● EXERCISE OBJECTIVE:
Report the number of lines that hold the string "ACCOUNT". Leave out any other text.
· · · · ·
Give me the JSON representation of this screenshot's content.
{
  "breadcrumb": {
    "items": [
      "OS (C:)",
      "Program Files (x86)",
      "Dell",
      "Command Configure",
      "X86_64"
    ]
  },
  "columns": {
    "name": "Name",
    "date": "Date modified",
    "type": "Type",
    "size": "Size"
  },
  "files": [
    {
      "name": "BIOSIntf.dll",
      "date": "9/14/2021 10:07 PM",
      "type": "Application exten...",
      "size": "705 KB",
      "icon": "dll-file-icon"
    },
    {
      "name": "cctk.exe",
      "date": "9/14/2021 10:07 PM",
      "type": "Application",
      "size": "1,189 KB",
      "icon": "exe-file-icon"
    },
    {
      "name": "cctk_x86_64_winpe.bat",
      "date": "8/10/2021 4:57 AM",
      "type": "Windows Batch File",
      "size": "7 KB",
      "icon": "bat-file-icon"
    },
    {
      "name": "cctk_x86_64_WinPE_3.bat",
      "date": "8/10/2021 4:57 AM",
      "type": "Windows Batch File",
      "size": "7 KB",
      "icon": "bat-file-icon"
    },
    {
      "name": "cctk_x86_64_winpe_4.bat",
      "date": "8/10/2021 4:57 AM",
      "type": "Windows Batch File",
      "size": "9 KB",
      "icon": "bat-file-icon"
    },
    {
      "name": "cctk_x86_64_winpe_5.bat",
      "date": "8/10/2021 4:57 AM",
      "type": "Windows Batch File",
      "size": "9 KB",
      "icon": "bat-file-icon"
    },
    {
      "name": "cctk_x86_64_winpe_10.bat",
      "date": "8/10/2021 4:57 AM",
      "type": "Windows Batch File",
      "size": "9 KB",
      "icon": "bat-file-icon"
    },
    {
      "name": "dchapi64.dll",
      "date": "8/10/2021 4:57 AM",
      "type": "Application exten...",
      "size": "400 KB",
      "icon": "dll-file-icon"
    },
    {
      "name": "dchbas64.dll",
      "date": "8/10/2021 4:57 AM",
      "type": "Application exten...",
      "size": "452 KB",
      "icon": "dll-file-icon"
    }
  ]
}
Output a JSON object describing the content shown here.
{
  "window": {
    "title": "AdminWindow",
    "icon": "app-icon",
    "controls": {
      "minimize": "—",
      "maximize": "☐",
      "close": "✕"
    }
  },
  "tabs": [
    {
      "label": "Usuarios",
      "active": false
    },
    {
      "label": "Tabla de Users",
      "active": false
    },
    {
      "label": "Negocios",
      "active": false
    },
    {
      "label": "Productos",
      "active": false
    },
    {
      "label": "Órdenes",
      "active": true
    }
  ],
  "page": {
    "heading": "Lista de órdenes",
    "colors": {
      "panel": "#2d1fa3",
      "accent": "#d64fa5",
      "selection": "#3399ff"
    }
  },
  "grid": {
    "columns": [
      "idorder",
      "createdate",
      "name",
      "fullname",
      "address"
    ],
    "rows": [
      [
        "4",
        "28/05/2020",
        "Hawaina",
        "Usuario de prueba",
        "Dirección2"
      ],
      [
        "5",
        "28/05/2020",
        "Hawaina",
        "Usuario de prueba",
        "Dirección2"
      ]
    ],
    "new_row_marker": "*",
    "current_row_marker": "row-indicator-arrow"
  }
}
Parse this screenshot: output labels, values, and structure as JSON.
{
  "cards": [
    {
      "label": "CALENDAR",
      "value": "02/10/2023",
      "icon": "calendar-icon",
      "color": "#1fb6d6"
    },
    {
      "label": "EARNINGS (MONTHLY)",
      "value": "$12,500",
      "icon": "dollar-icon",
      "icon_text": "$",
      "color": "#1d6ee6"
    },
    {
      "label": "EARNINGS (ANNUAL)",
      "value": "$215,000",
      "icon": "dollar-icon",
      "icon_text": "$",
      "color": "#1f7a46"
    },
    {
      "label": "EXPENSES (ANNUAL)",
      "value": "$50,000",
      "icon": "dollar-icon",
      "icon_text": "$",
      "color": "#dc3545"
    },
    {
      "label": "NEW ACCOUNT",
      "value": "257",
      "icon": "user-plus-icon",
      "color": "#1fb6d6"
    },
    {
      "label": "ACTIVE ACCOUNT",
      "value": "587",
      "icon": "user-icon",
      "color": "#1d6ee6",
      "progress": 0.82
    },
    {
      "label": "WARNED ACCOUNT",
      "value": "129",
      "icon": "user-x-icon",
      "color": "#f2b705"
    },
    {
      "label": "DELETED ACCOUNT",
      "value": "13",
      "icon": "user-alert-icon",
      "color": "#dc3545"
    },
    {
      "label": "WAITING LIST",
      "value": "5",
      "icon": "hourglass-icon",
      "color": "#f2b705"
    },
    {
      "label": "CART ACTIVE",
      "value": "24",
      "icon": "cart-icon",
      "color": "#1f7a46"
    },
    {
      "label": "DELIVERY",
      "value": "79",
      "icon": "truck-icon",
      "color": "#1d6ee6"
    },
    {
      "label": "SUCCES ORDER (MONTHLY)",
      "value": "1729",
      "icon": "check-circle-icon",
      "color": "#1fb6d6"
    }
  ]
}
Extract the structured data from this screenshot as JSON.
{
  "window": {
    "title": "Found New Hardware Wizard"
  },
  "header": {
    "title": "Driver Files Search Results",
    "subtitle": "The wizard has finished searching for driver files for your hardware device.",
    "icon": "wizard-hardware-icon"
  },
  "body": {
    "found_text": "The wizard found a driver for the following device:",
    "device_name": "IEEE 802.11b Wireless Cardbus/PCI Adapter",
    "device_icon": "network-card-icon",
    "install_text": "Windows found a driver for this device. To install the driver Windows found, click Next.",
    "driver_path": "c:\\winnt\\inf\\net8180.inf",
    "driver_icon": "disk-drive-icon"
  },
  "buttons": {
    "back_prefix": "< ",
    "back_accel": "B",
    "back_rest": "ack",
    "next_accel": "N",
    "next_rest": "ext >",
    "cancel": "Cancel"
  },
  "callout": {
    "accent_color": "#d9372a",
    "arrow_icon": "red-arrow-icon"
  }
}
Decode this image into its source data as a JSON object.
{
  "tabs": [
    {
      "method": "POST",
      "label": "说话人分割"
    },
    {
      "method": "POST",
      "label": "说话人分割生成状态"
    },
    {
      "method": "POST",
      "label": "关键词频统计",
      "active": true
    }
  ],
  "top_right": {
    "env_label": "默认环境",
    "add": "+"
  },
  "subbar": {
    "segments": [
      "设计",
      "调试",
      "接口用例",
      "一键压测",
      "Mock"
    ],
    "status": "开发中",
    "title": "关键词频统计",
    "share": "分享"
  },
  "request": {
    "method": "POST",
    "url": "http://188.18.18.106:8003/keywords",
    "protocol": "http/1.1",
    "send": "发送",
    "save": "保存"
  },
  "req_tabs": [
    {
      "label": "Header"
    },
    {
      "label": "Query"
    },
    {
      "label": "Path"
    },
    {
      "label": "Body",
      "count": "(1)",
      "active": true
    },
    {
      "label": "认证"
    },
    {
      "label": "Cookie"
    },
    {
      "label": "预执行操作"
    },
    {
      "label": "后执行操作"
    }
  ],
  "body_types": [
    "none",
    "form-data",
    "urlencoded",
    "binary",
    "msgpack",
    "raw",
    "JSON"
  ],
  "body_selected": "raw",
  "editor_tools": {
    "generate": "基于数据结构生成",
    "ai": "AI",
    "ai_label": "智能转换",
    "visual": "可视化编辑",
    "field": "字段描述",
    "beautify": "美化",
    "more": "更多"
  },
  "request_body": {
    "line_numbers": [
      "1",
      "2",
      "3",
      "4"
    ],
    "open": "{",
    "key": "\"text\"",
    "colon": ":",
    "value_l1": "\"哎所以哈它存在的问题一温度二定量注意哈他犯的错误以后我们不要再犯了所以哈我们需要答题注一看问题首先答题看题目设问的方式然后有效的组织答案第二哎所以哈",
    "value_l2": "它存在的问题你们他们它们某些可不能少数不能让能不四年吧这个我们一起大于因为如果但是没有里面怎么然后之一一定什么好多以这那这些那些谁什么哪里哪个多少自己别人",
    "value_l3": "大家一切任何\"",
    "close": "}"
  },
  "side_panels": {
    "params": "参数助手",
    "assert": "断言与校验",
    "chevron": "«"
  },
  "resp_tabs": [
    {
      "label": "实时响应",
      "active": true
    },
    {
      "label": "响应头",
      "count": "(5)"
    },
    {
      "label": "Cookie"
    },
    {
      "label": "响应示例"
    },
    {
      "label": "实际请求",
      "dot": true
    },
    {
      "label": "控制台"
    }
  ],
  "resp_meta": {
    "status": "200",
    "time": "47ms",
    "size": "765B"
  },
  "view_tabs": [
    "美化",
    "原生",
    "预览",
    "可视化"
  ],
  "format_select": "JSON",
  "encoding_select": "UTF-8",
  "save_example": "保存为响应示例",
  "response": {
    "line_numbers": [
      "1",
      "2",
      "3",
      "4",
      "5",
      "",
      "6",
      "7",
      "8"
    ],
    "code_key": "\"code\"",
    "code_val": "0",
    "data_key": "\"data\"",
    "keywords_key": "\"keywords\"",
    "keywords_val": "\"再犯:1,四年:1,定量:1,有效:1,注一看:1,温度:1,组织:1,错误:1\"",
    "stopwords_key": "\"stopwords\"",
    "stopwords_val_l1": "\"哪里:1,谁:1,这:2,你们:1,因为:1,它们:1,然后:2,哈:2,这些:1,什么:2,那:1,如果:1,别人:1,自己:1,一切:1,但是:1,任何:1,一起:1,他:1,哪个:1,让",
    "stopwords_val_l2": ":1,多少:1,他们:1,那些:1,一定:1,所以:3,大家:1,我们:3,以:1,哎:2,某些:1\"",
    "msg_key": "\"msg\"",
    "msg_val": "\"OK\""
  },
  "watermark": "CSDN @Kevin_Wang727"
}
· · · · ·
● ANSWER TO THIS TASK:
4